— START OF DATASET ENTRIES —

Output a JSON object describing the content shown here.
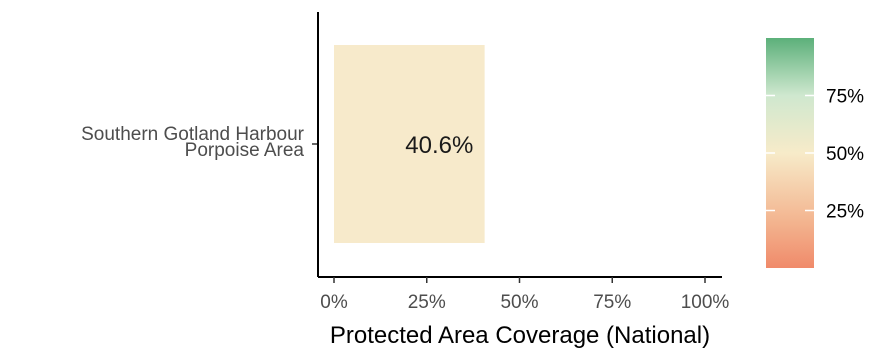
{
  "chart_data": {
    "type": "bar",
    "orientation": "horizontal",
    "categories": [
      "Southern Gotland Harbour\nPorpoise Area"
    ],
    "values": [
      40.6
    ],
    "data_labels": [
      "40.6%"
    ],
    "xlabel": "Protected Area Coverage (National)",
    "ylabel": "",
    "xlim": [
      0,
      100
    ],
    "x_ticks": [
      0,
      25,
      50,
      75,
      100
    ],
    "x_tick_labels": [
      "0%",
      "25%",
      "50%",
      "75%",
      "100%"
    ],
    "grid": false,
    "legend": {
      "type": "colorbar",
      "placement": "right",
      "range": [
        0,
        100
      ],
      "ticks": [
        25,
        50,
        75
      ],
      "tick_labels": [
        "25%",
        "50%",
        "75%"
      ],
      "colors": [
        "#f08a6a",
        "#f6e7c6",
        "#62b47f"
      ]
    },
    "bar_color": "#f7eacb"
  }
}
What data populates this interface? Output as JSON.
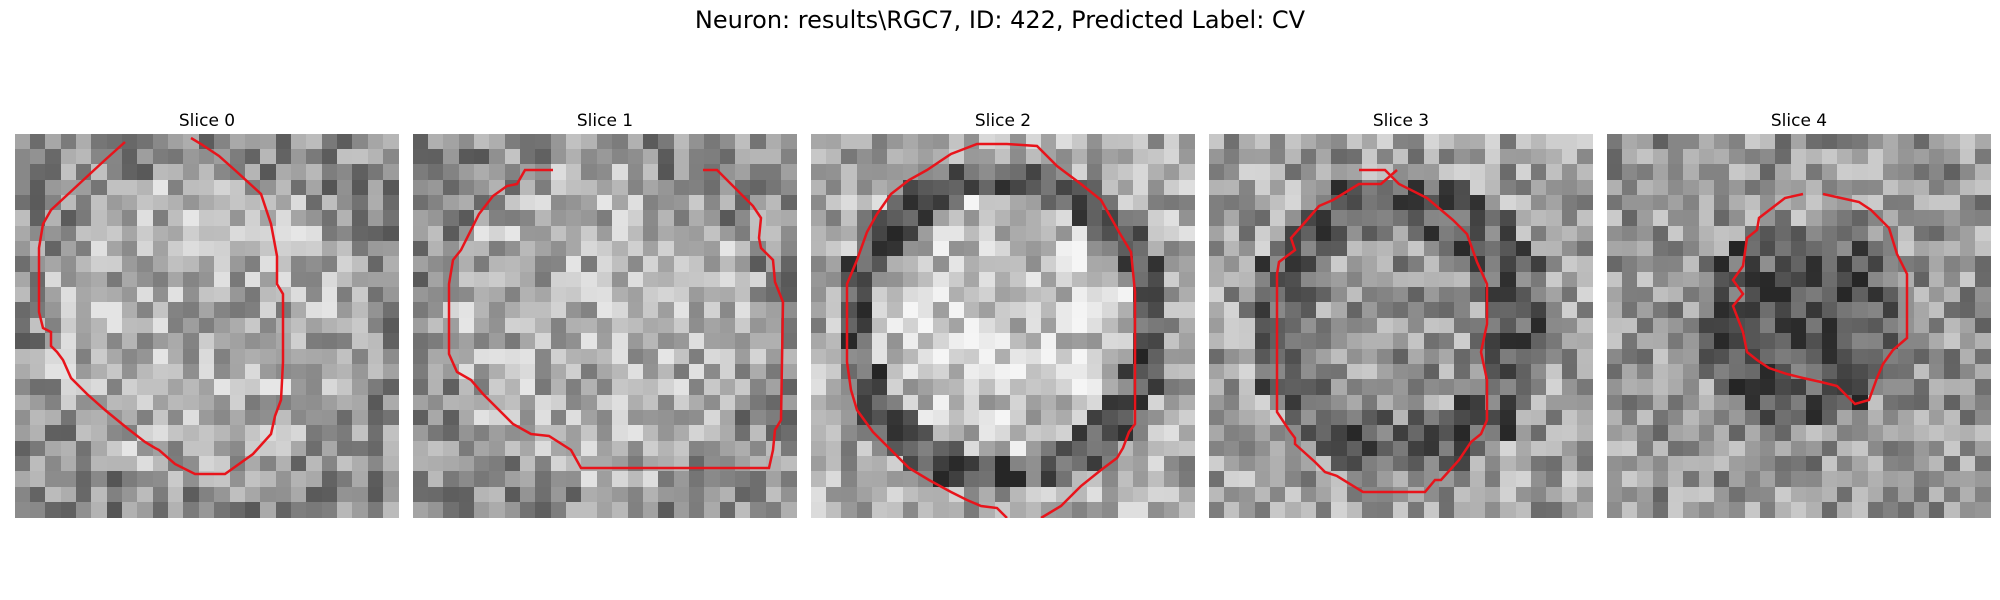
{
  "figure": {
    "title": "Neuron: results\\RGC7, ID: 422, Predicted Label: CV"
  },
  "slices": [
    {
      "label": "Slice 0",
      "cell": "bright",
      "contour_color": "#e8141b"
    },
    {
      "label": "Slice 1",
      "cell": "bright",
      "contour_color": "#e8141b"
    },
    {
      "label": "Slice 2",
      "cell": "bright-ringed",
      "contour_color": "#e8141b"
    },
    {
      "label": "Slice 3",
      "cell": "dark-ringed",
      "contour_color": "#e8141b"
    },
    {
      "label": "Slice 4",
      "cell": "dark",
      "contour_color": "#e8141b"
    }
  ]
}
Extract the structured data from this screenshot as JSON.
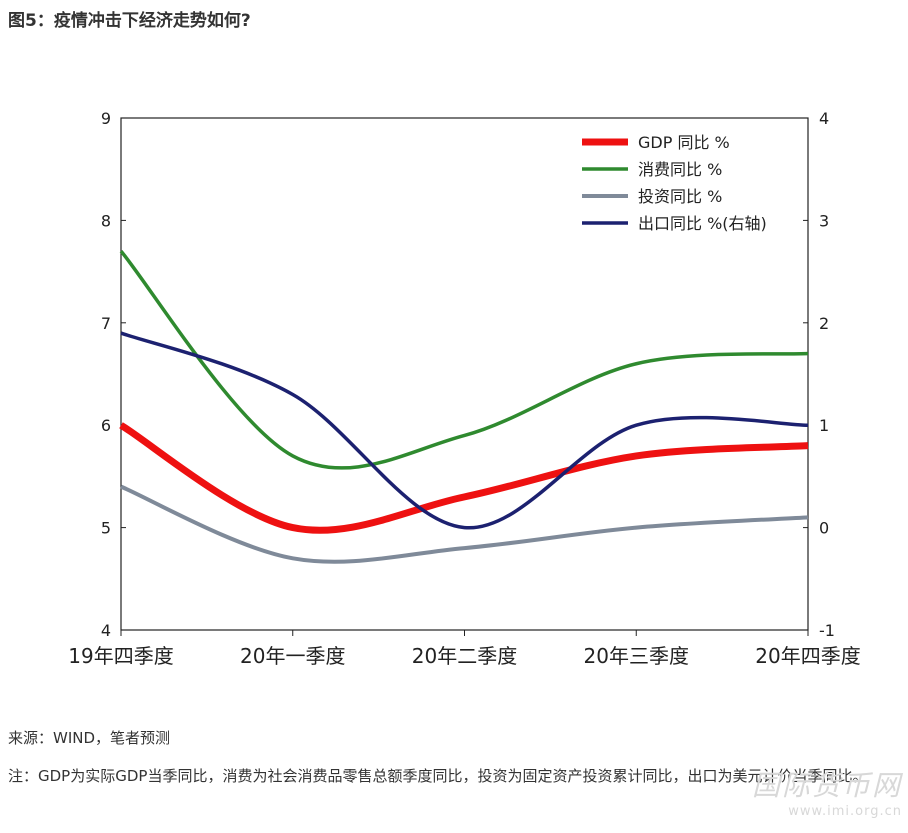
{
  "title": "图5：疫情冲击下经济走势如何?",
  "source": "来源：WIND，笔者预测",
  "note": "注：GDP为实际GDP当季同比，消费为社会消费品零售总额季度同比，投资为固定资产投资累计同比，出口为美元计价当季同比。",
  "watermark": {
    "name": "国际货币网",
    "url": "www.imi.org.cn"
  },
  "chart_data": {
    "type": "line",
    "categories": [
      "19年四季度",
      "20年一季度",
      "20年二季度",
      "20年三季度",
      "20年四季度"
    ],
    "y_left": {
      "min": 4,
      "max": 9,
      "ticks": [
        4,
        5,
        6,
        7,
        8,
        9
      ]
    },
    "y_right": {
      "min": -1,
      "max": 4,
      "ticks": [
        -1,
        0,
        1,
        2,
        3,
        4
      ]
    },
    "grid": false,
    "legend_position": "top-right",
    "series": [
      {
        "name": "GDP 同比 %",
        "axis": "left",
        "color": "#ee1111",
        "width": 7,
        "values": [
          6.0,
          5.0,
          5.3,
          5.7,
          5.8
        ]
      },
      {
        "name": "消费同比 %",
        "axis": "left",
        "color": "#2f8a2f",
        "width": 3.5,
        "values": [
          7.7,
          5.7,
          5.9,
          6.6,
          6.7
        ]
      },
      {
        "name": "投资同比 %",
        "axis": "left",
        "color": "#7f8a99",
        "width": 4,
        "values": [
          5.4,
          4.7,
          4.8,
          5.0,
          5.1
        ]
      },
      {
        "name": "出口同比 %(右轴)",
        "axis": "right",
        "color": "#1c2170",
        "width": 3.5,
        "values": [
          1.9,
          1.3,
          0.0,
          1.0,
          1.0
        ]
      }
    ]
  }
}
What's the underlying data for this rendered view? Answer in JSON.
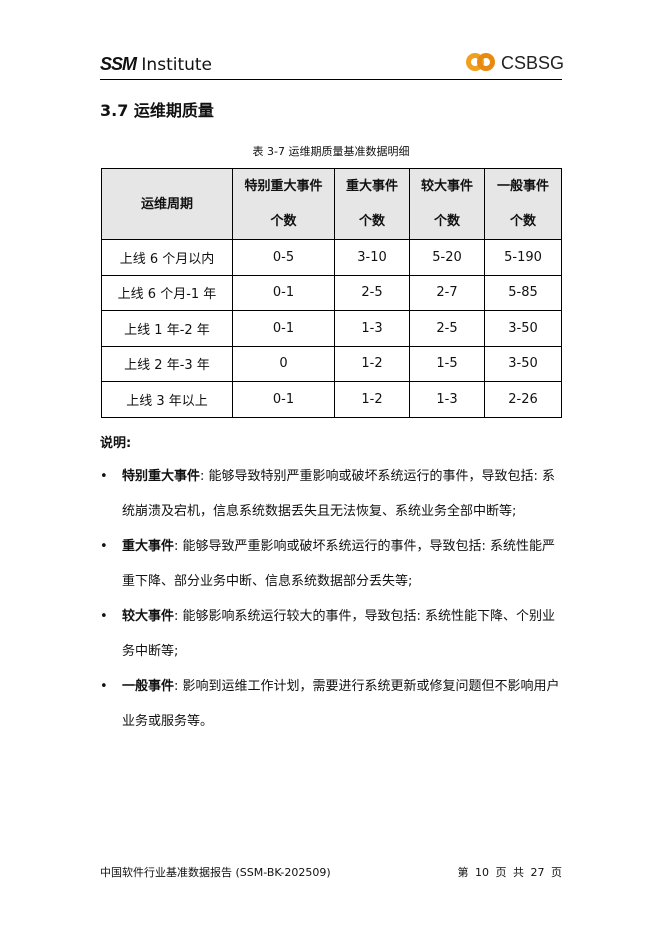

— END OF DATASET ENTRIES —

_DIRECTIVE:_ Return each line that includes "title".

_ANSWER TO THIS TASK:_
    "title": "Neuron: results\\RGC7, ID: 422, Predicted Label: CV"
  "title": "图5：疫情冲击下经济走势如何?",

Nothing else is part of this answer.